**EXERCISE PASSAGE:**
****

To increase the level of security, many banks use software or hardware tokens, either to identify the user to the bank's website or to generate a one-time password. But because criminals can circumvent the two-factor security provided by tokens, SNB and other banks are opting to deploy out-of-band authentication.


The technology can automatically place a phone call to any customer attempting to transfer a large amount of money out of their account. Customers can have the calls come to their mobile phone or POTS (Plain Old Telephone Service) number, and can use a PIN, text response or voice print to authorize the transaction. If a user's PC and account have been hacked, the phone call may be the only chance to catch it.


"We decided we had to take [the second authentication] off of the computer, period. Even tokens are getting successfully hacked now, so this seemed like the only practical option for us," Briscoe said.


Robert Vamosi, research analyst at Javelin Strategy & Research, noted that out-of-band authentication is growing in usage, but still is mostly used for high-value transactions. "If you want to move $10,000, then the bank is likely to want to make sure you are who you say you are, and they bring out the big guns for a high-risk transaction," he said


SNB uses PhoneFactor Inc.'s hosted service, the Universal Banking Gateway. Overland Park, Kan.-based PhoneFactor also sells an on-premise version of its software. Other vendors include Authentify Inc.,Entrust and StrikeForce Technologies Inc. Briscoe chose PhoneFactor's hosted service because it worked better with the bank's third-party online banking service. She also liked the short amount of time required -- usually a minute or less -- to authenticate a transaction. To make sure it would be easy for customers to use, she initially rolled it out to just a handful of clients in September. The bank now has nearly every customer using it, and will begin requiring them to use it in early 2011.


"For the customer, it's not a big change. It's seconds on the clock before your phone is ringing, and the recording tells you the amount and what it's for. Then you enter your PIN and the system approves it," she said. "Everything on the [PC] screen remains the same. It just freezes for a minute while this is going on."

****

**PROVIDED DATA:**
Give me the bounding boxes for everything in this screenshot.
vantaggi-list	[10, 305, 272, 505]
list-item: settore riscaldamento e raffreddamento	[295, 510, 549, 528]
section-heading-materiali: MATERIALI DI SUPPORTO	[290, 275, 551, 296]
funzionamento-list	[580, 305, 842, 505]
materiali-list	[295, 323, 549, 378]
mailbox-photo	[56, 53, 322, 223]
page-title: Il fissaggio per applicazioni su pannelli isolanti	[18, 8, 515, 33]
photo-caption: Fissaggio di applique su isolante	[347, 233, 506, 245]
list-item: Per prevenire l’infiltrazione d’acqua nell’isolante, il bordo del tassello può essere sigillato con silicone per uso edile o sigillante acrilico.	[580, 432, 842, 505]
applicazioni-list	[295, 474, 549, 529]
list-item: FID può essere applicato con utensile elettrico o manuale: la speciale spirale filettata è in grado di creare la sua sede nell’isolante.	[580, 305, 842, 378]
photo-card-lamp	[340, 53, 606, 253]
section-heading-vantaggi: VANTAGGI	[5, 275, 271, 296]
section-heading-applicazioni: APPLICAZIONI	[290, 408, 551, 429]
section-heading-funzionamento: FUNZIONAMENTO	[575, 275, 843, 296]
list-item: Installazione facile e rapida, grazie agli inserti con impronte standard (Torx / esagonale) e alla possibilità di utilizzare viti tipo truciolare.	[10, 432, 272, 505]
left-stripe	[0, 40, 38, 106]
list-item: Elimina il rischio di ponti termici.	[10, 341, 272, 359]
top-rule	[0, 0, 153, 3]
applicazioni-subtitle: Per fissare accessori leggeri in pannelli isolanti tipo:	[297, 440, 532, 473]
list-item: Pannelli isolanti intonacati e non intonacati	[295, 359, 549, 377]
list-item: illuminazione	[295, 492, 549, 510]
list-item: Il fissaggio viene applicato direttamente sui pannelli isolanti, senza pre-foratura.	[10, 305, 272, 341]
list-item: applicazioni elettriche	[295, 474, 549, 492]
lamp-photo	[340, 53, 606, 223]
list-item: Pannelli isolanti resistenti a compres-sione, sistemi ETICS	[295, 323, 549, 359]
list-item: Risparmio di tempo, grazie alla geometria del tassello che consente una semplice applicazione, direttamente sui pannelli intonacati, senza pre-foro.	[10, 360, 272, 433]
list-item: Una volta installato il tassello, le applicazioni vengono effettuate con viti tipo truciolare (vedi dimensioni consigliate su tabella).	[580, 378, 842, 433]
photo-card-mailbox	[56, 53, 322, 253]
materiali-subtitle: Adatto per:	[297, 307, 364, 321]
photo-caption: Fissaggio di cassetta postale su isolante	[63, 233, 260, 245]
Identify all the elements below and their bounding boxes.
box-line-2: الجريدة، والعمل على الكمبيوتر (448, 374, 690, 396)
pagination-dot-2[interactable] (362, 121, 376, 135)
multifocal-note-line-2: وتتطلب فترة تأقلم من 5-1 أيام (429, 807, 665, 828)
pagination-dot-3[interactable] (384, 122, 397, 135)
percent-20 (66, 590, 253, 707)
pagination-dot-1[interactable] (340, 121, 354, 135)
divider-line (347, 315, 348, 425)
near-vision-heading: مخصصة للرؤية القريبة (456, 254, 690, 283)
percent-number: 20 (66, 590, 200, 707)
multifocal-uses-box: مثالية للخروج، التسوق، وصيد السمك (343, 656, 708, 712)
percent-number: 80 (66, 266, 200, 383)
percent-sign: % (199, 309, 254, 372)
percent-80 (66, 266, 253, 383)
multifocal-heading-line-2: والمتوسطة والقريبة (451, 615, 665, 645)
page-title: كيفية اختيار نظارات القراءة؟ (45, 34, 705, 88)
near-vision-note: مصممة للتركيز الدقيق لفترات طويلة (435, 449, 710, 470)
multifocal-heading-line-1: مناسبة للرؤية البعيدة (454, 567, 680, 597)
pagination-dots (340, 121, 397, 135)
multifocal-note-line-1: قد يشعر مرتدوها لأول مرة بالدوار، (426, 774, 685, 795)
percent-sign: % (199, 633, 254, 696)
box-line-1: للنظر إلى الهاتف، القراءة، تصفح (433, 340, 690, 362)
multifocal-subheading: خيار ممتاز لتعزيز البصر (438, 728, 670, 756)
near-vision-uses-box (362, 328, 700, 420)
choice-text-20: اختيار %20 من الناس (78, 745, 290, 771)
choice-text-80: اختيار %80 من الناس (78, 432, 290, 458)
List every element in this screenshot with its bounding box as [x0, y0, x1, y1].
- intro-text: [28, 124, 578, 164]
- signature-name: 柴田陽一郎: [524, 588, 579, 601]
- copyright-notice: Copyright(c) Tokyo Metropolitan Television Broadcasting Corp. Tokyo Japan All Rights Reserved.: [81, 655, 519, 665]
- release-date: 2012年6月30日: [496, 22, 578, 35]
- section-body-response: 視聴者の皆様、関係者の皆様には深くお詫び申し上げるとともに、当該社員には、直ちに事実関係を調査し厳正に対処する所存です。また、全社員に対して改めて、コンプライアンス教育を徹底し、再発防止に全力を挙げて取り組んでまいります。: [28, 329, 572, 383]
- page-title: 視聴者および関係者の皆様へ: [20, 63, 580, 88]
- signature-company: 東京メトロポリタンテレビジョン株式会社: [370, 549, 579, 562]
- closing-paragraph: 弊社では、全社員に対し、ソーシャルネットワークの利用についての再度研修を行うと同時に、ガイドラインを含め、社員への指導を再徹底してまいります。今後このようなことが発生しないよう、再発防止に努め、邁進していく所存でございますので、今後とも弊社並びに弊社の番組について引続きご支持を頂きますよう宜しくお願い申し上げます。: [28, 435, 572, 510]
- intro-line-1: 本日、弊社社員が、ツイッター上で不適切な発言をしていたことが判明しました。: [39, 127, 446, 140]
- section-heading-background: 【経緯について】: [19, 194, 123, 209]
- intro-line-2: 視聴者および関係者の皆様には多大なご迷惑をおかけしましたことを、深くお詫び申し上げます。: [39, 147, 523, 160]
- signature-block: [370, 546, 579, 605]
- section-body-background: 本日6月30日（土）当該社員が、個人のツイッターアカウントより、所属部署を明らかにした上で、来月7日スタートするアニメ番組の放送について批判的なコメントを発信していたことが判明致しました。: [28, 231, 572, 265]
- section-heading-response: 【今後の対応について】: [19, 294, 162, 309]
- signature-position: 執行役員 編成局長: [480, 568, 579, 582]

****

**EXERCISES TO COMPLETE:**
a) Copy the part of the passage on out-of-band bank authentication that begins with the words containing "To increase the" and ends with "to catch it.", reproducing it word for word.
b) Continue the passage on out-of-band bank authentication from the point where it stops.

**OUTPUTS BY TASK:**
a)
To increase the level of security, many banks use software or hardware tokens, either to identify the user to the bank's website or to generate a one-time password. But because criminals can circumvent the two-factor security provided by tokens, SNB and other banks are opting to deploy out-of-band authentication.


The technology can automatically place a phone call to any customer attempting to transfer a large amount of money out of their account. Customers can have the calls come to their mobile phone or POTS (Plain Old Telephone Service) number, and can use a PIN, text response or voice print to authorize the transaction. If a user's PC and account have been hacked, the phone call may be the only chance to catch it.

b)
Clever crooks thwart even best security


Where there's a will, there's a way, and a determined criminal can find a way around most security measures. With out-of-band authentication, a hacker may attempt to get the customer's phone number changed on the account, substituting the crook's phone number.


"[A hacker] can say to the bank, I've changed my phone number, and the bank may say OK, we'll call both numbers to make sure, and then the criminals will flood the original number with crank calls," Vamosi said.


Hence, the technology's effectiveness depends on the bank adhering strictly to policies against making changes to an account without phone confirmation, or transferring money without that extra authorization.


The mobile phone may also prove to be a weak spot in out-of-band-authentication, according to Vamosi, who noted that people who use the same smartphone for Web banking as well as SMS authentication aren't operating in the spirit of the out-of-band approach. Also, smartphones have the ability to bypass the phone carrier and contact the Internet directly.


"That allows the bad guys to take control of the Wi-Fi connection," he said.


Also, this fall researchers uncovered a new technique developed by the infamous Zeus banking Trojan that is designed to circumvent SMS-based out-of-band authentication and relies on customers using a smartphone with Web access and tricking them into clicking on a malicious Web link in an SMS message.


Nevertheless, the odds that a hacker will go through the effort to target an account with that extra security, given there are lots of easier ones to hack, go down substantially said Diana Kelley, founder of SecurityCurve, an IT security consulting firm.